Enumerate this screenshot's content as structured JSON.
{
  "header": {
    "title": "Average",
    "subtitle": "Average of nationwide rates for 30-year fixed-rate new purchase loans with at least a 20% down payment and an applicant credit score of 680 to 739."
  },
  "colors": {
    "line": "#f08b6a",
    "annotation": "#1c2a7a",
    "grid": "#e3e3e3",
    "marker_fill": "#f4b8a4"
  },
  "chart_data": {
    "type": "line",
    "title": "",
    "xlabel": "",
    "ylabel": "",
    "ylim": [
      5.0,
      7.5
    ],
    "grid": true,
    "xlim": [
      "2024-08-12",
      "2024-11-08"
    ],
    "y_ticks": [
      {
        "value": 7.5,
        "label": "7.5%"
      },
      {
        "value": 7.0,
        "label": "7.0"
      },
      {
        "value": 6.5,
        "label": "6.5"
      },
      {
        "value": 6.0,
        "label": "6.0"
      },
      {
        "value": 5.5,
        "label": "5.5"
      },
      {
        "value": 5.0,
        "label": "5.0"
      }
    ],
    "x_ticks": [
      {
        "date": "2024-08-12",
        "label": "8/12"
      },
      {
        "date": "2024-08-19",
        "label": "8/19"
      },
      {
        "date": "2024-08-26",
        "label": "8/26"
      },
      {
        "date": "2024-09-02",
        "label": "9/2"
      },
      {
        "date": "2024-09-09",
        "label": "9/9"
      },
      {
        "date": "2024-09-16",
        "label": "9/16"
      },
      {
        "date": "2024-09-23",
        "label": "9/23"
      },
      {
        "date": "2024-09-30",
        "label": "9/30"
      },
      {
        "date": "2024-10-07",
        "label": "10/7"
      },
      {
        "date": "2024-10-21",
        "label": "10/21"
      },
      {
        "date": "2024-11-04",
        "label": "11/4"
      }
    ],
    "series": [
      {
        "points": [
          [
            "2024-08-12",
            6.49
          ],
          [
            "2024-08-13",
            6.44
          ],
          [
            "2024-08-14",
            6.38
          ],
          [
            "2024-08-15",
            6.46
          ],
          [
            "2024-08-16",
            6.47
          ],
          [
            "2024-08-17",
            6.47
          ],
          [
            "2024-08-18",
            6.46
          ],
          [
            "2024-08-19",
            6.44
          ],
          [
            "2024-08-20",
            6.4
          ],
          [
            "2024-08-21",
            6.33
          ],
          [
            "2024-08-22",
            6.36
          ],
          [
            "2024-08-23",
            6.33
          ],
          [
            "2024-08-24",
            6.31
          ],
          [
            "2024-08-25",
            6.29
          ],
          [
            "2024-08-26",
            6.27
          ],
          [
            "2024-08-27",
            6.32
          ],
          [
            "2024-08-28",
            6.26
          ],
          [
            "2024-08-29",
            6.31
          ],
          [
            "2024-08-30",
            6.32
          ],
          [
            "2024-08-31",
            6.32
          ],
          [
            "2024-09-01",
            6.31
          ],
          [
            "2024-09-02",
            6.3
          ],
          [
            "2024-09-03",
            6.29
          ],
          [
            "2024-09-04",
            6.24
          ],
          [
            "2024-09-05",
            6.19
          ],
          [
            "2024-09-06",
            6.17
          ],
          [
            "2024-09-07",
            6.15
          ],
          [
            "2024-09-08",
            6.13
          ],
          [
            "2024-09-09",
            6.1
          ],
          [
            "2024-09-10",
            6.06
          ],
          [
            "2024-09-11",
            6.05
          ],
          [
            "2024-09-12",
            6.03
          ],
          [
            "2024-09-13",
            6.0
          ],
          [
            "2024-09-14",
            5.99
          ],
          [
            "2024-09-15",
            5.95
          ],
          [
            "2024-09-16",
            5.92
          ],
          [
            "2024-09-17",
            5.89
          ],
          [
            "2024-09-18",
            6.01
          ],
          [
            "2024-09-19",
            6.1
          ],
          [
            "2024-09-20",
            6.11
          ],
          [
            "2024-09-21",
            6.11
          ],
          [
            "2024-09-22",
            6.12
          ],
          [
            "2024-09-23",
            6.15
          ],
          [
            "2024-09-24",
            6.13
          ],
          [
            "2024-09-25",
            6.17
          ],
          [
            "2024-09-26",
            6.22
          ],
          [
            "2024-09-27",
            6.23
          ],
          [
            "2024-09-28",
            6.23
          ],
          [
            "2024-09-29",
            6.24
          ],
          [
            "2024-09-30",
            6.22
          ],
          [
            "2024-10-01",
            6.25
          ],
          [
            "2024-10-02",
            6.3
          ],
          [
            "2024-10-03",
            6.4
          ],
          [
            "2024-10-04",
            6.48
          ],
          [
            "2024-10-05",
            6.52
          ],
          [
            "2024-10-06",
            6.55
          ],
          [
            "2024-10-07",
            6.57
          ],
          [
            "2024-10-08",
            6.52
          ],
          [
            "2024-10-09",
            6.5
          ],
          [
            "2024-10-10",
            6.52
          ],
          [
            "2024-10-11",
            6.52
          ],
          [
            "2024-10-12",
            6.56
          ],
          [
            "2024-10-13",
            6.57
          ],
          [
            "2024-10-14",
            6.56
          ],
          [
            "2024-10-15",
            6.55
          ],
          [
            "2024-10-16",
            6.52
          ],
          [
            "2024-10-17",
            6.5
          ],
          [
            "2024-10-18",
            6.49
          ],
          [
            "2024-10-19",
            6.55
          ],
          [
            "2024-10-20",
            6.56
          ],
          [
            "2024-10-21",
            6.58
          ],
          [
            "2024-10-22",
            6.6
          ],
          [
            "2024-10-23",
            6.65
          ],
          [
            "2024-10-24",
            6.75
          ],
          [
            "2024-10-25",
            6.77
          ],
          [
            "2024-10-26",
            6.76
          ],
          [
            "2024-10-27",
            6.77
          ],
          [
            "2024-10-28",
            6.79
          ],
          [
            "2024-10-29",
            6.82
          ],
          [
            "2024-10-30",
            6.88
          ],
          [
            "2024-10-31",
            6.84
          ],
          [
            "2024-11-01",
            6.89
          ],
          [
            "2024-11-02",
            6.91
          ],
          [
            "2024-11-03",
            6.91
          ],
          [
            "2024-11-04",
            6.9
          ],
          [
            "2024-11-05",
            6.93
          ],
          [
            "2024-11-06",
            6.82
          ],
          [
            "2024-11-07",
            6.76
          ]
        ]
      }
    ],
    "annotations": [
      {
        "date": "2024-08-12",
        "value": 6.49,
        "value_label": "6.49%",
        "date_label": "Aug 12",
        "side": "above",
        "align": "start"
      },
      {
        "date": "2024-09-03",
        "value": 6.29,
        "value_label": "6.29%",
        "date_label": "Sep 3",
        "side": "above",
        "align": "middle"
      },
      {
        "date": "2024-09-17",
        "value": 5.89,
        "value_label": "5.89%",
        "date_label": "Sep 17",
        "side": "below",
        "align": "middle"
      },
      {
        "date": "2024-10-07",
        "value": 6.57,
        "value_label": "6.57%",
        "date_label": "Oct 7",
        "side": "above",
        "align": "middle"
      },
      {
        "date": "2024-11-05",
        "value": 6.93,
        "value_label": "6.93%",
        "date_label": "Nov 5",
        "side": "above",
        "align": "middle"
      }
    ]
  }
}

__Goal__
Using the listing above, state the number of lines that hold "Average", with no other text.

__Task output__
2